◆ Task statement: Report all lines from the entries below in which "dich" appears.

****************************************

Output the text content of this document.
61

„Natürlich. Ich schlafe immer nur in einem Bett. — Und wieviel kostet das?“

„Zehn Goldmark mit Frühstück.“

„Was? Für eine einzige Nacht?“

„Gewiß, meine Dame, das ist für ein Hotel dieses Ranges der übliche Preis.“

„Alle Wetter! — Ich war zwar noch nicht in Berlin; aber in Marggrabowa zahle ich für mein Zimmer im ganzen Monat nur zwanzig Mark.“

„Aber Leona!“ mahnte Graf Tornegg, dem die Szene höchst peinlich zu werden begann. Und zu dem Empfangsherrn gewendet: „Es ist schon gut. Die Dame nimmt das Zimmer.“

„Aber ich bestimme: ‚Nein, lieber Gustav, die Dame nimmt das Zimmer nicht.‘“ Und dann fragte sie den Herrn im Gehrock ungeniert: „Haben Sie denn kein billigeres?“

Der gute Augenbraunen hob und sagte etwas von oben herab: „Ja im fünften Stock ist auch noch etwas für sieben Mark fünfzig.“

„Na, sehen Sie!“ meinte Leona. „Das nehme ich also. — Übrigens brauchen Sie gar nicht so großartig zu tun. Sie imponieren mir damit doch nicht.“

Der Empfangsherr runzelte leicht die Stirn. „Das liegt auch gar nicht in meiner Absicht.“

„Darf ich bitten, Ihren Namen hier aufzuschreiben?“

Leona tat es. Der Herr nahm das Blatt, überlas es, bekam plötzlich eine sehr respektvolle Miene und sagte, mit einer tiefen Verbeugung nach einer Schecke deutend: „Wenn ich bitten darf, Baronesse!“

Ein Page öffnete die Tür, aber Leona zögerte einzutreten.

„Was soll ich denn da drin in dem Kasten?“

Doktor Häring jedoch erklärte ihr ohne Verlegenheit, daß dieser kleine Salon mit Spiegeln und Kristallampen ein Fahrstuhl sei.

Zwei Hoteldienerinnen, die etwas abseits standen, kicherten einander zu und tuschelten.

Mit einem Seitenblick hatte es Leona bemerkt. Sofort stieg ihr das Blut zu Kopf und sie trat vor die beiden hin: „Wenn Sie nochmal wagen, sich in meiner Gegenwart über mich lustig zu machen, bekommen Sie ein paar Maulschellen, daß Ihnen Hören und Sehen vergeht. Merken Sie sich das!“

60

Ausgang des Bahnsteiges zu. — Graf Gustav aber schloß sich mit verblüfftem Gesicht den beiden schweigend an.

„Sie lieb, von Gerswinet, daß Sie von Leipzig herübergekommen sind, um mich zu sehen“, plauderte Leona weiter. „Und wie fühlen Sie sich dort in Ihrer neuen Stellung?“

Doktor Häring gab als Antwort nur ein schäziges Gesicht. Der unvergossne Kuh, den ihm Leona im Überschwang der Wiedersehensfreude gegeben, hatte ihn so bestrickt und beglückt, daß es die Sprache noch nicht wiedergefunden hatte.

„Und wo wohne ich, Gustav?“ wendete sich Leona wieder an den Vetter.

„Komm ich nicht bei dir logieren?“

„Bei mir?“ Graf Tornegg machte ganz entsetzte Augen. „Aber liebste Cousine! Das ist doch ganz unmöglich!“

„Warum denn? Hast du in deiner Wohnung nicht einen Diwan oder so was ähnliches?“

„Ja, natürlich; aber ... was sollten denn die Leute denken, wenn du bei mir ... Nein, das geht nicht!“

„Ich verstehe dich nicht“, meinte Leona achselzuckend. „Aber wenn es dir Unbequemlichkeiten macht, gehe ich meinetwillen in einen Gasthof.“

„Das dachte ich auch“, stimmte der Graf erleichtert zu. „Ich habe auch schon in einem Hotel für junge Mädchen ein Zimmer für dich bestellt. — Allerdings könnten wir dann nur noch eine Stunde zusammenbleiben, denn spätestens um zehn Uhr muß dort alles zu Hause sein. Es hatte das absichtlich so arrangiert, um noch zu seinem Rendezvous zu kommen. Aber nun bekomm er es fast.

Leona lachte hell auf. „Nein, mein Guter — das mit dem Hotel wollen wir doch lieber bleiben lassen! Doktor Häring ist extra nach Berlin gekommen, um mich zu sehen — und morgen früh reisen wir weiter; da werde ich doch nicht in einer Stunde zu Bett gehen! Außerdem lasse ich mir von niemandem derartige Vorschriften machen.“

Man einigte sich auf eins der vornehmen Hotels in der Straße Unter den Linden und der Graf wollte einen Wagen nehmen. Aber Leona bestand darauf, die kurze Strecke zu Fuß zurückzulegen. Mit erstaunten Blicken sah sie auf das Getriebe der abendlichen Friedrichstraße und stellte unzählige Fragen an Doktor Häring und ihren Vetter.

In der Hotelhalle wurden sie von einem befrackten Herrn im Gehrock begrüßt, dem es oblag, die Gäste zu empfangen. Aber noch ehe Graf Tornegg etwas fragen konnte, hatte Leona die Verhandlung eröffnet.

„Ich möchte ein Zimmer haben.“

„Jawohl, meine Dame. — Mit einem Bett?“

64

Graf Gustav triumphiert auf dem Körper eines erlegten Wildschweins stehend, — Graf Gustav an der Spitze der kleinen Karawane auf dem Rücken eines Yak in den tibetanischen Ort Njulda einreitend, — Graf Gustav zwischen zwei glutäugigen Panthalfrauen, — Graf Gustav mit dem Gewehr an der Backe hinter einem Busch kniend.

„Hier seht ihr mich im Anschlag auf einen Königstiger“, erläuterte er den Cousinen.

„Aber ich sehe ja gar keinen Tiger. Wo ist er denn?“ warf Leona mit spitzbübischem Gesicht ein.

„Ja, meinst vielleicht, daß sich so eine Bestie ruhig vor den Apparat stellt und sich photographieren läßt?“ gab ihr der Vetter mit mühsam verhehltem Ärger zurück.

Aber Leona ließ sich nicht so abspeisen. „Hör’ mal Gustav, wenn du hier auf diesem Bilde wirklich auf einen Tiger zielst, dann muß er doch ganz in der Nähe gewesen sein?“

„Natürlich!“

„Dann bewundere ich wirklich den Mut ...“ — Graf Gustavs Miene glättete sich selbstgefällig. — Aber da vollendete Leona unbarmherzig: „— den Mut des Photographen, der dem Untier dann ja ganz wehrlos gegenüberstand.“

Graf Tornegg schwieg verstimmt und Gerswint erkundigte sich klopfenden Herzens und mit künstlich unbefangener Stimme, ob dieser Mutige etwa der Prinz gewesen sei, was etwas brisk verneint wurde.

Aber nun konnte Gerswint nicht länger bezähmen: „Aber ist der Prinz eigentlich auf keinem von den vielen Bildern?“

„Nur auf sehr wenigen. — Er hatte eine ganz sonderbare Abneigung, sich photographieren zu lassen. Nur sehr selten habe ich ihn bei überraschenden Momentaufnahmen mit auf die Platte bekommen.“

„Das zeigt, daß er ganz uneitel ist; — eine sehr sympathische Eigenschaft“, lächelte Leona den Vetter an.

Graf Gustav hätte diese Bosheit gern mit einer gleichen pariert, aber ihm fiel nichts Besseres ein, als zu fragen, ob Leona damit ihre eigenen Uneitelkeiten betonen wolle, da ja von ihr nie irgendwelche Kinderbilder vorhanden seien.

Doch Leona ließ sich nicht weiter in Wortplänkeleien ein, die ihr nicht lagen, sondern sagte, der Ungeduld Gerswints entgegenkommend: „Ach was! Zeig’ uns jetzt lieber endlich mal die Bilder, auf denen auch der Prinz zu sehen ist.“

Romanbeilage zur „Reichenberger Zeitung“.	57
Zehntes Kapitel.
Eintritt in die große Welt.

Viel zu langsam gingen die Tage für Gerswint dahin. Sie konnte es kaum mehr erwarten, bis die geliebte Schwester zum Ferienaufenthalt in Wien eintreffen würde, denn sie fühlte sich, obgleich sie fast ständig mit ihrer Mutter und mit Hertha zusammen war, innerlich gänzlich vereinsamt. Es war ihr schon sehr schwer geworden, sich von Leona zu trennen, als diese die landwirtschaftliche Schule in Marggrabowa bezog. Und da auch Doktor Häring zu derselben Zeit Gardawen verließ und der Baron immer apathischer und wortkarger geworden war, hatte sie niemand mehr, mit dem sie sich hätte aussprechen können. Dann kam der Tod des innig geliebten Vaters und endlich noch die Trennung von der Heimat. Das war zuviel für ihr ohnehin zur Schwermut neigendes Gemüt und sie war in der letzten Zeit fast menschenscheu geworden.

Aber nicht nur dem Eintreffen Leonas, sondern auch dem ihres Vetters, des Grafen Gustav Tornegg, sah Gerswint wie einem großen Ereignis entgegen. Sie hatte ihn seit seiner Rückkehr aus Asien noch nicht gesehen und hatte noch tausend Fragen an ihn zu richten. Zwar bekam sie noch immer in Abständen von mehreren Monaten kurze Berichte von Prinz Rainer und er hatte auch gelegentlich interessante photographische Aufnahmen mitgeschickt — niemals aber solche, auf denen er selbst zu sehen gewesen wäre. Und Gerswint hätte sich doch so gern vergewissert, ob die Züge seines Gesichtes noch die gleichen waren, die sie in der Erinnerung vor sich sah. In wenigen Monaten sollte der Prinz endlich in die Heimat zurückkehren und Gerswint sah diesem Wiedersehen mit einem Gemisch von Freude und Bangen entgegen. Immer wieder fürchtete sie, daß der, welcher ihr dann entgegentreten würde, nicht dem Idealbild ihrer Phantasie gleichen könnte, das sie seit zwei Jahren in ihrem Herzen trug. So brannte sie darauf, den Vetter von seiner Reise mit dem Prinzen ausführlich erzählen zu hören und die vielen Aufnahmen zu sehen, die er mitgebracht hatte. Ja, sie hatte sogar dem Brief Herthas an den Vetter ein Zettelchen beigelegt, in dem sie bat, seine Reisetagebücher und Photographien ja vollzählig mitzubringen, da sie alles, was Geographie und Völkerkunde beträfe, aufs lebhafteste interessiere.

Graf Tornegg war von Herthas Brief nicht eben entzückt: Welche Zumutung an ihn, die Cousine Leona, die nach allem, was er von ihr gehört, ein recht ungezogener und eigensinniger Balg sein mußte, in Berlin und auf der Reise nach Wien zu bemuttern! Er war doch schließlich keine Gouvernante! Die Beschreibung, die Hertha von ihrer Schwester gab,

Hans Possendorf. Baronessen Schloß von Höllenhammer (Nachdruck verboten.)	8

****************************************

◆ The response:
„Ich verstehe dich nicht“, meinte Leona achselzuckend. „Aber wenn es dir Unbequemlichkeiten macht, gehe ich meinetwillen in einen Gasthof.“
„Das dachte ich auch“, stimmte der Graf erleichtert zu. „Ich habe auch schon in einem Hotel für junge Mädchen ein Zimmer für dich bestellt. — Allerdings könnten wir dann nur noch eine Stunde zusammenbleiben, denn spätestens um zehn Uhr muß dort alles zu Hause sein. Es hatte das absichtlich so arrangiert, um noch zu seinem Rendezvous zu kommen. Aber nun bekomm er es fast.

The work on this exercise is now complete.